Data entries
· · · ·

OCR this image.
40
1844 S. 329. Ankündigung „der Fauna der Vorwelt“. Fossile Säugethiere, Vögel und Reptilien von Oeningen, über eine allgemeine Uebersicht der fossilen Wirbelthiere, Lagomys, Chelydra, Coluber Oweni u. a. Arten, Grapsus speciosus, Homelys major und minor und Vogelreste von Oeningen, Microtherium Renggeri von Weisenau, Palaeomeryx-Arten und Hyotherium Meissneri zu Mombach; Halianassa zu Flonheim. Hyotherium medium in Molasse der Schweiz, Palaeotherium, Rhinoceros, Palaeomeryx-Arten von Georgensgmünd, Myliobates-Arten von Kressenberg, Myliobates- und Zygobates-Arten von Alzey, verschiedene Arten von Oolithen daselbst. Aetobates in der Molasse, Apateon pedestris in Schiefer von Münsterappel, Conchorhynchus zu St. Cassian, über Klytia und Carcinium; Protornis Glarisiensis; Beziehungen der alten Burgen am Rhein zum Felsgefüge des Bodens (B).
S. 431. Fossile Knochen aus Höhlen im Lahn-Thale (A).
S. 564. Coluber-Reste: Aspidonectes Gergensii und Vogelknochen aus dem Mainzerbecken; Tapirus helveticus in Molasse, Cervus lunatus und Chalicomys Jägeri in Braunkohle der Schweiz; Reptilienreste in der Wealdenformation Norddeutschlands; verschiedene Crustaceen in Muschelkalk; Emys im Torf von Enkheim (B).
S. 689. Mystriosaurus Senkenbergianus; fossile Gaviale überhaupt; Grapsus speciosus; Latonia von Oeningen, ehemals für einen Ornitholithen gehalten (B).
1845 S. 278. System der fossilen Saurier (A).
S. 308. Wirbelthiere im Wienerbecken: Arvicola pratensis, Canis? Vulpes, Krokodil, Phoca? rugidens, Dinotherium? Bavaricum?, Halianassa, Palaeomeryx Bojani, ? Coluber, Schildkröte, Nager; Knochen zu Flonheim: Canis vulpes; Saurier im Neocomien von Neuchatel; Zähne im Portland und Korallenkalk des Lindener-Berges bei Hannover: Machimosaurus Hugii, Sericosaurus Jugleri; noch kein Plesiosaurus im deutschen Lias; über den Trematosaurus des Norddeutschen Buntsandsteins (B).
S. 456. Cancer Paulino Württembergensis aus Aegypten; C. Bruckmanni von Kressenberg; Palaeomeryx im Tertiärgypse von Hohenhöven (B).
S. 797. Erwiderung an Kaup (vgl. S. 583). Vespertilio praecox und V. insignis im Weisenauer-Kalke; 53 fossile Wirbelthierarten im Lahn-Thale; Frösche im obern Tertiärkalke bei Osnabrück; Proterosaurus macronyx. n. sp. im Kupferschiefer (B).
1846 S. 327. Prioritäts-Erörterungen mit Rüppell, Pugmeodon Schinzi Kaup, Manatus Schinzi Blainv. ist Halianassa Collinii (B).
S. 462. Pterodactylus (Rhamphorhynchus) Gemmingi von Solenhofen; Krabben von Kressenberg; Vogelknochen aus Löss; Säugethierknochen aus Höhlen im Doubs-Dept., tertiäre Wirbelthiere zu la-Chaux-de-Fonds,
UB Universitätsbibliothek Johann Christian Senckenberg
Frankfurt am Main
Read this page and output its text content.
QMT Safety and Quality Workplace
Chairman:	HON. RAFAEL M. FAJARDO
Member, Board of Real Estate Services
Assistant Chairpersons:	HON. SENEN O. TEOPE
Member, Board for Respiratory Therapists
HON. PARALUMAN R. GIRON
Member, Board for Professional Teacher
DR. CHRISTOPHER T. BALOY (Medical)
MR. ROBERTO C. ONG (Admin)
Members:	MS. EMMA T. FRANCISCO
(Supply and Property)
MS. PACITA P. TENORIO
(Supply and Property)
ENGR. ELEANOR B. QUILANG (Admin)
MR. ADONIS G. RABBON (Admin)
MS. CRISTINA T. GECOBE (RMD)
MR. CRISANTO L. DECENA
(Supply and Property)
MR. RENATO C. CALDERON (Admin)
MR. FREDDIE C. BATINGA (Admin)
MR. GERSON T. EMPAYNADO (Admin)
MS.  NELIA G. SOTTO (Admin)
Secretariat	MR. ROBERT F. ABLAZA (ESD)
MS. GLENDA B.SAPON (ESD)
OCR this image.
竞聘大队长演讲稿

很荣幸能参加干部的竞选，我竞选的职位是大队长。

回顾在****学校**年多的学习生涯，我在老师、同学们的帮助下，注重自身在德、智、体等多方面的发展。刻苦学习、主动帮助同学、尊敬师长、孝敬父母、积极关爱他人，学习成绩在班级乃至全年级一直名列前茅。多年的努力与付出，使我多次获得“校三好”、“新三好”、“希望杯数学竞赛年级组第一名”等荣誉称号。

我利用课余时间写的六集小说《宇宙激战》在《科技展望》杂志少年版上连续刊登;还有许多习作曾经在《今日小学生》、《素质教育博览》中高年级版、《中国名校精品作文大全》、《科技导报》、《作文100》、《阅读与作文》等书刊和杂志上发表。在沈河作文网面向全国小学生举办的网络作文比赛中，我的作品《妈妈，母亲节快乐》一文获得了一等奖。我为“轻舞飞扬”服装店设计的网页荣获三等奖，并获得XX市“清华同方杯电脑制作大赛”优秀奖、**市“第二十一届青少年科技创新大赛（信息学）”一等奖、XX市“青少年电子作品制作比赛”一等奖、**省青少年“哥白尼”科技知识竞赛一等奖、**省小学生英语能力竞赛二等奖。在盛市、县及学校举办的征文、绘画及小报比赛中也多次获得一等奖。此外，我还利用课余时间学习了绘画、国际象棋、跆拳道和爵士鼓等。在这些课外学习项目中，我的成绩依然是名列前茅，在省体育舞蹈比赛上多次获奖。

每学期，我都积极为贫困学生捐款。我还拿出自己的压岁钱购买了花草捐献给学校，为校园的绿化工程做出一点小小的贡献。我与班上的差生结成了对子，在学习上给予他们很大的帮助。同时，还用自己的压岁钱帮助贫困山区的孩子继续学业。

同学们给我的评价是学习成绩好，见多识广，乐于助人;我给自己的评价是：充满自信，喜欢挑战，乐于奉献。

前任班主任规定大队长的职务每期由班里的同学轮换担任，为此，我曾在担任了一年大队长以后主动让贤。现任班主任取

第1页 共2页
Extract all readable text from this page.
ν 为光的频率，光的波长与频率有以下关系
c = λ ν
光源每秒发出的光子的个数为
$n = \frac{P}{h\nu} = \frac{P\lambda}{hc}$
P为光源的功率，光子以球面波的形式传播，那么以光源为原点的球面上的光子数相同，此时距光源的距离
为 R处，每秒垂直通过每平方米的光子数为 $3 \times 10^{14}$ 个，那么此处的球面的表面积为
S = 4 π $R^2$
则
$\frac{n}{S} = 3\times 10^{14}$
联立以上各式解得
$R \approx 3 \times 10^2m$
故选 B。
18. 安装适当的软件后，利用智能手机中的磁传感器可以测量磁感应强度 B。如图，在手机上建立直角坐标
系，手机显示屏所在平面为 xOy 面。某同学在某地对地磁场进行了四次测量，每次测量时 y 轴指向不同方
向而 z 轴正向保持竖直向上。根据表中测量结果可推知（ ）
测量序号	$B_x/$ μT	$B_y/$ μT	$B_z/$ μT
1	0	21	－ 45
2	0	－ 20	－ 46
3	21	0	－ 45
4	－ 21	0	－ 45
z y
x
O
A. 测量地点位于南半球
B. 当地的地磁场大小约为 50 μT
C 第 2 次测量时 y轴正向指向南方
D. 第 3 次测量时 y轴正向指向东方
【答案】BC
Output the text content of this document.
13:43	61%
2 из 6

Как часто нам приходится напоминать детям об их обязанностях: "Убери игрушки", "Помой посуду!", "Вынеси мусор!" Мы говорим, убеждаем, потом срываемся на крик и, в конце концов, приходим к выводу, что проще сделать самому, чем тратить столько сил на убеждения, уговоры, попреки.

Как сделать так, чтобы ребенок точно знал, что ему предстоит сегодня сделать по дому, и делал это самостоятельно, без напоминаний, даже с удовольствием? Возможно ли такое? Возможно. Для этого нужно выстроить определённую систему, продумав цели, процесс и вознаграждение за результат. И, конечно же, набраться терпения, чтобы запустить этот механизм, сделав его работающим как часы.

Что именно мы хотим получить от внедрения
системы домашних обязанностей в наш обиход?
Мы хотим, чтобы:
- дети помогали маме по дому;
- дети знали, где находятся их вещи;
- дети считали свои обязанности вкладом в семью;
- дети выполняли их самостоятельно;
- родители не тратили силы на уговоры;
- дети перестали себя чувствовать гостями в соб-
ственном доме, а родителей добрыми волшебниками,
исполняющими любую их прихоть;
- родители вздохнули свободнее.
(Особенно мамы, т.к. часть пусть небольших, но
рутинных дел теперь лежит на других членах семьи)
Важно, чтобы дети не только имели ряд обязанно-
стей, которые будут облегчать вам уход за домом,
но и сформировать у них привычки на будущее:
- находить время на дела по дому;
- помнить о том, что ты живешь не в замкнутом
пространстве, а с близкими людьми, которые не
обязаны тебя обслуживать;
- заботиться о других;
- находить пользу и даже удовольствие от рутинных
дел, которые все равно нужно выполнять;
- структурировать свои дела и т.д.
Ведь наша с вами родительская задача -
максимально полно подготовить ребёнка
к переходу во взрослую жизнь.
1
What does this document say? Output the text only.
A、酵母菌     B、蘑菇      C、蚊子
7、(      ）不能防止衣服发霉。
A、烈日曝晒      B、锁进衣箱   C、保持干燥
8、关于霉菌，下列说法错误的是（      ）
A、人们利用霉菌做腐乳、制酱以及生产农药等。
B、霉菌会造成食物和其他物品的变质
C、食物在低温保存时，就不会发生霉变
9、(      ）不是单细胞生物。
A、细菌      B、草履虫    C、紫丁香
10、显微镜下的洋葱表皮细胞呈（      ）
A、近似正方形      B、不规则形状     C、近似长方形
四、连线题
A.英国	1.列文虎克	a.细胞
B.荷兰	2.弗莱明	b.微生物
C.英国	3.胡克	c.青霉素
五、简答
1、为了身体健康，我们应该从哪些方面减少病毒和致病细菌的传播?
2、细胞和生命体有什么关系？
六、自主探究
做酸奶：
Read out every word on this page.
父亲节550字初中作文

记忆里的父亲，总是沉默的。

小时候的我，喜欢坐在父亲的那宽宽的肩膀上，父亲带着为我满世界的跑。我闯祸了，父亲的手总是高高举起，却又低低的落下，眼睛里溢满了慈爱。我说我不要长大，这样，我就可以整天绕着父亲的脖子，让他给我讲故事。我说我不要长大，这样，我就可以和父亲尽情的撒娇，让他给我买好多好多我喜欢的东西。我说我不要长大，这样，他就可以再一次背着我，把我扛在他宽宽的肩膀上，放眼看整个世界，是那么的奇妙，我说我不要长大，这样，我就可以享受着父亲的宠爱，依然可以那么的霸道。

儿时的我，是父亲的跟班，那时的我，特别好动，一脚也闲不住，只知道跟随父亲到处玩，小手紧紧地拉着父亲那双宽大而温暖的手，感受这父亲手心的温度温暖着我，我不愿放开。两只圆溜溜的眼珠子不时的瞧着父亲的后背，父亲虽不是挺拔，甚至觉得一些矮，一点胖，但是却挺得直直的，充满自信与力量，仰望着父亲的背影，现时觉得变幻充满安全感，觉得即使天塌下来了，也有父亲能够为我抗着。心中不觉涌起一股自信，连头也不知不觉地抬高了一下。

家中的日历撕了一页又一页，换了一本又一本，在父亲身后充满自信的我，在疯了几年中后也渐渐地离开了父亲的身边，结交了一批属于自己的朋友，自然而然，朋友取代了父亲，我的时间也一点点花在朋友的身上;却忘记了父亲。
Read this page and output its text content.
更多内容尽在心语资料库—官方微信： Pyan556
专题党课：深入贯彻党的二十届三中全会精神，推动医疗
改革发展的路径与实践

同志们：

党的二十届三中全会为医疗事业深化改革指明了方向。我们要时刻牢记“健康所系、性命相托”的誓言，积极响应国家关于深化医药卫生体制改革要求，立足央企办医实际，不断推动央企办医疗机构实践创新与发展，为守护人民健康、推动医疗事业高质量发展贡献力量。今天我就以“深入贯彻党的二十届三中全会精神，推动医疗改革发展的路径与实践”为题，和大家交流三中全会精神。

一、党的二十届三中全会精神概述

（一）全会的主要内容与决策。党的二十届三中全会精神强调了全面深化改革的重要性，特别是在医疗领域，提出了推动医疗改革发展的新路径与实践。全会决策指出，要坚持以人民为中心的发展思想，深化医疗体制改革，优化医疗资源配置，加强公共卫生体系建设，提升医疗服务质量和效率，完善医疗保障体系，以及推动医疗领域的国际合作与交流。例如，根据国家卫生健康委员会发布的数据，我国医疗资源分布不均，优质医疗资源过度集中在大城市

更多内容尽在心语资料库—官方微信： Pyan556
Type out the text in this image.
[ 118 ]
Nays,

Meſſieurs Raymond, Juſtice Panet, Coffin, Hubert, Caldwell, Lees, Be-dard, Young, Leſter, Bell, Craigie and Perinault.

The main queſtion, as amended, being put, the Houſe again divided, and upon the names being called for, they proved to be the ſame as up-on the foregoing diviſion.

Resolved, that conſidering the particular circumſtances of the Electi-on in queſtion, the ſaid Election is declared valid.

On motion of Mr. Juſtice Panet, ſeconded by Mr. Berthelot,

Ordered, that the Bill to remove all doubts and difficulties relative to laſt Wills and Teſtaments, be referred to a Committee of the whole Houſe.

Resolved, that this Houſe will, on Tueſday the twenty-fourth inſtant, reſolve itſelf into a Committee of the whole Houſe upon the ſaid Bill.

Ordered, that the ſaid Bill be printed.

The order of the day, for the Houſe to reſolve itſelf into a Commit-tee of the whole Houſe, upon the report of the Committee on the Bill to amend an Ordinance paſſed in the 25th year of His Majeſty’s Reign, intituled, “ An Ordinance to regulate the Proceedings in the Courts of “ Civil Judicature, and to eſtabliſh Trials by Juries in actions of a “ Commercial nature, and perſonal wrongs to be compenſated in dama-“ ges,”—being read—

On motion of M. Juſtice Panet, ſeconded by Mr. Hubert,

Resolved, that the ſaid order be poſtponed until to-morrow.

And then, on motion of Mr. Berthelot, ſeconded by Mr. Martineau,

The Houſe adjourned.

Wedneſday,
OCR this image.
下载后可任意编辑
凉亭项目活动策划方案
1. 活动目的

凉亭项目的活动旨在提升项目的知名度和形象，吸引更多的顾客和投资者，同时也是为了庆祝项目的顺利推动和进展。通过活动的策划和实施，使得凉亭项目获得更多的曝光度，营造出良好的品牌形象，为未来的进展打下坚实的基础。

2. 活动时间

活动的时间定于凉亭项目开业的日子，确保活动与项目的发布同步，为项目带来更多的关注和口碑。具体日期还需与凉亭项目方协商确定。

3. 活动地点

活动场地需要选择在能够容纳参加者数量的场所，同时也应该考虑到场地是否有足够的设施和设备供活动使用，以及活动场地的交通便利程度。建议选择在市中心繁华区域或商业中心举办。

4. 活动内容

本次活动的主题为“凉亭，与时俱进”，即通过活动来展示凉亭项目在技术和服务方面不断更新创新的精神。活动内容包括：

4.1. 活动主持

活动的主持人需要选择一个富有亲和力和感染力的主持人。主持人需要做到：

· · · ·

Task instructions:
Find every line above that contains the word "которые", and return each one.

Correct result:
стей, которые будут облегчать вам уход за домом,
пространстве, а с близкими людьми, которые не
дел, которые все равно нужно выполнять;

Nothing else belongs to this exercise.